> _Source text_
[start]

Microsoft Office Communications Server 2007 Speech Server Development - Introduction

Office Communications Server 2007 is Microsoft's IP communication solution and it allows companies to leverage their network infrastructure for voice, video communication, instant messaging, audio/video calls and for much more. You may ask what's the benefit of using the computer network as opposed to the internal telephony network - you don't pay after the minute at neither of them. However, if it's the computer network, it's only the matter of software to integrate the telephony, video and IM with desktop applications. By routing the IP packages through a server in the DMZ, users can call each other at not cost wherever they are. The presence is also very important to mention - users can see each other's status (whether they are online, busy, away, on a meeting with their laptop, out of the office, etc). The presence icon is integrated into every Office applications and it tells the caller in advance whether the other party will be answering the call or not, or if it's not the right time for the call. This is integrated to every piece of the Office System (SharePoint and the Office client products). Online users will stop using mobiles, there's a whole change in the communication culture. This article outlines OCS 2007 Speech Server, which is an additional server role for Office Communications Server.

[end]

> _Exercise task A_
Gather every line of the records that contains the word "folders".

(Element and region data)
[start]

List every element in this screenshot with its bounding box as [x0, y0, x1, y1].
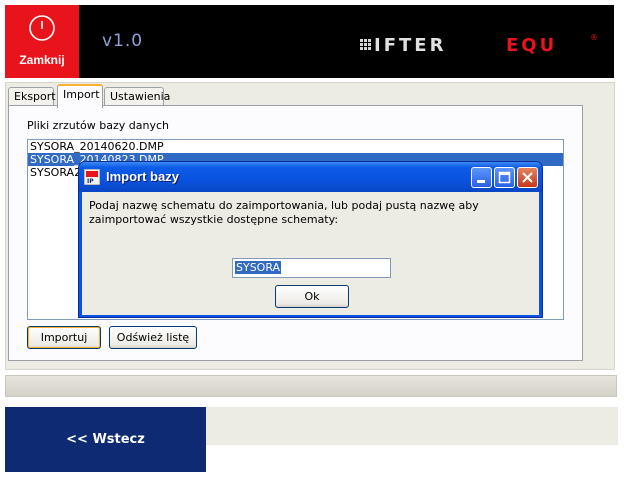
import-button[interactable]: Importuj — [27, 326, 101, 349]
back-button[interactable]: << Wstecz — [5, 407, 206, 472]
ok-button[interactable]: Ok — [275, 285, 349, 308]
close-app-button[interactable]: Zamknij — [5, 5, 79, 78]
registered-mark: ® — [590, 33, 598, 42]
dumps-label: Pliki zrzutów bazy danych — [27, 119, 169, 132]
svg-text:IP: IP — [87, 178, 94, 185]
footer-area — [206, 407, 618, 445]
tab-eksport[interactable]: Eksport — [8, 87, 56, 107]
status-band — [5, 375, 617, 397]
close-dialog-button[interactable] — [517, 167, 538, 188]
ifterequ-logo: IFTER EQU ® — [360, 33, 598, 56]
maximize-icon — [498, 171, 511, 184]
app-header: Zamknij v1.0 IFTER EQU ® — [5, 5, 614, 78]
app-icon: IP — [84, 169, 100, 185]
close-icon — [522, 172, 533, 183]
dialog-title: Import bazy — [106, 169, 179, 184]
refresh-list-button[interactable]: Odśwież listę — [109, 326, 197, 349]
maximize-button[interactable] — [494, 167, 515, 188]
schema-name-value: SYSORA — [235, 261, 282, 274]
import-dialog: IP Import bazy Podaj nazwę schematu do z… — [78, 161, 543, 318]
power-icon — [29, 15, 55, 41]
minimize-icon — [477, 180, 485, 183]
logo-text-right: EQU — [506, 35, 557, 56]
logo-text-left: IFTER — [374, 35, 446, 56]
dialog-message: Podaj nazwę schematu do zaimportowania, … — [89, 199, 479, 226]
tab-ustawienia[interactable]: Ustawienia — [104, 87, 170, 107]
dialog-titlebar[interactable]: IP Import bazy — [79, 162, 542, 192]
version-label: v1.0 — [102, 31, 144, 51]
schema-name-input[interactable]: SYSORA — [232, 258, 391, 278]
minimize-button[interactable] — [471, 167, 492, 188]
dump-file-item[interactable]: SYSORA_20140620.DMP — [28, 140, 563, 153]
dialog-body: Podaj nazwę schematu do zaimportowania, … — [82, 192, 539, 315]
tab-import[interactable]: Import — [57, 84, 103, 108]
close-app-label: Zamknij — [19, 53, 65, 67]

[end]
[start]

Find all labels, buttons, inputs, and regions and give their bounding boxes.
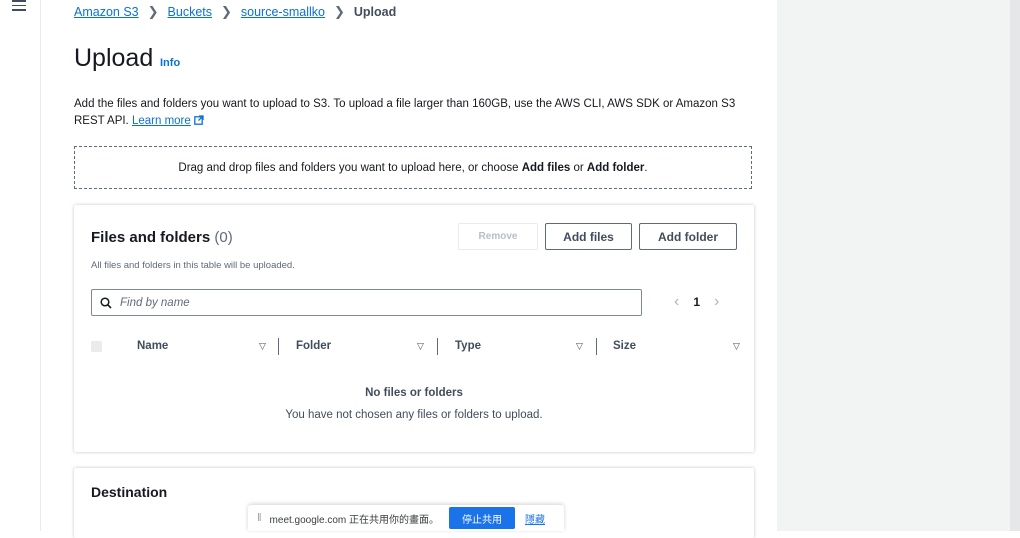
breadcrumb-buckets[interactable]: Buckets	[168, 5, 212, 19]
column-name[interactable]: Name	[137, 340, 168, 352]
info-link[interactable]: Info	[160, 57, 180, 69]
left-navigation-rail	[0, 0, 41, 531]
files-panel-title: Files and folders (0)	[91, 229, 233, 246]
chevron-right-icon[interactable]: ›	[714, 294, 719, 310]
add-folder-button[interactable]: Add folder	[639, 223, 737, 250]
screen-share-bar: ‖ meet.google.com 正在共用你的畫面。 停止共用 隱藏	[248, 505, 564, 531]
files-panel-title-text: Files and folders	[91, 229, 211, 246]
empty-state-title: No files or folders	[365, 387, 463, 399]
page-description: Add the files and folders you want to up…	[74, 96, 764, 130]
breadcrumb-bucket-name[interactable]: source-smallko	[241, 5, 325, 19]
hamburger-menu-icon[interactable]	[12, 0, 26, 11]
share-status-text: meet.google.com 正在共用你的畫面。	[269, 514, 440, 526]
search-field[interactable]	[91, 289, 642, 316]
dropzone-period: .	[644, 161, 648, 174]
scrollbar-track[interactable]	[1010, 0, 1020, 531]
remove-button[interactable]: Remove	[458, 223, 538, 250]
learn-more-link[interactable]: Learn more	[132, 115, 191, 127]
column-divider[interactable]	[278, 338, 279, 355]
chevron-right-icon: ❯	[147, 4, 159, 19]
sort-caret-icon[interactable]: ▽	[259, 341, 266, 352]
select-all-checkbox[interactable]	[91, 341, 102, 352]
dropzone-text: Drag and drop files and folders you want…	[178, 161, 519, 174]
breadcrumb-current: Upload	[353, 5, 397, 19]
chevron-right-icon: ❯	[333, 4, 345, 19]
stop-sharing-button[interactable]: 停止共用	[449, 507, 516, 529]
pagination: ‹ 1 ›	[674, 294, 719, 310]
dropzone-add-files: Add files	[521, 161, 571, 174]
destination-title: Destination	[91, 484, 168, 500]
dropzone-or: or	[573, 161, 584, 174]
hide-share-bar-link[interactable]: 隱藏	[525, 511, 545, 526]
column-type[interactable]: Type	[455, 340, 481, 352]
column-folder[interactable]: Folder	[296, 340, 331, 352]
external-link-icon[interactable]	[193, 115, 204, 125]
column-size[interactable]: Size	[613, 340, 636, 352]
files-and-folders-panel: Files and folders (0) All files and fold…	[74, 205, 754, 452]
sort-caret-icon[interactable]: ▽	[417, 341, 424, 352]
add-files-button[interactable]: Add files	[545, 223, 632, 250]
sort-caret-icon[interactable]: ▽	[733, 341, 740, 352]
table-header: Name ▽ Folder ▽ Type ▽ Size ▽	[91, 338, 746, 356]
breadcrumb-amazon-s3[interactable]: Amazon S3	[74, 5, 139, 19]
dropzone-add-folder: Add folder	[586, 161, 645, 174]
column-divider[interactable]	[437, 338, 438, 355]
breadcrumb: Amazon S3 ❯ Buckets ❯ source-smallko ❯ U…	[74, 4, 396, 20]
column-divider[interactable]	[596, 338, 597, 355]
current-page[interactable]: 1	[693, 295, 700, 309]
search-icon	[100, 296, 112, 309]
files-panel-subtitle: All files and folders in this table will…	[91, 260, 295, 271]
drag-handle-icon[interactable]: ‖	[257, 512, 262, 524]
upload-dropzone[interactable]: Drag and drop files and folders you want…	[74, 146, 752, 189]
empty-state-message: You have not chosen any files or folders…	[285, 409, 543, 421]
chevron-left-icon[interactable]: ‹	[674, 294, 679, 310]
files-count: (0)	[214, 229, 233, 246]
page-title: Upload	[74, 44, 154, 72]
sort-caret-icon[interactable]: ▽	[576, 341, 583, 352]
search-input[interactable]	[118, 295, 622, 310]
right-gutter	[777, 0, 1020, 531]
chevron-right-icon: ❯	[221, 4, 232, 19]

[end]

> _Exercise task B_
According to the Office Communications Server introduction, which additional server role does the article outline?

> _Full solution A_
files-panel-title: Files and folders (0)	[91, 229, 233, 246]
files-panel-title-text: Files and folders	[91, 229, 211, 246]
empty-state-title: No files or folders	[365, 387, 463, 399]
page-description: Add the files and folders you want to up…	[74, 96, 764, 130]
dropzone-text: Drag and drop files and folders you want…	[178, 161, 519, 174]
files-and-folders-panel: Files and folders (0) All files and fold…	[74, 205, 754, 452]
files-panel-subtitle: All files and folders in this table will…	[91, 260, 295, 271]
upload-dropzone[interactable]: Drag and drop files and folders you want…	[74, 146, 752, 189]
empty-state-message: You have not chosen any files or folders…	[285, 409, 543, 421]

> _Full solution B_
OCS 2007 Speech Server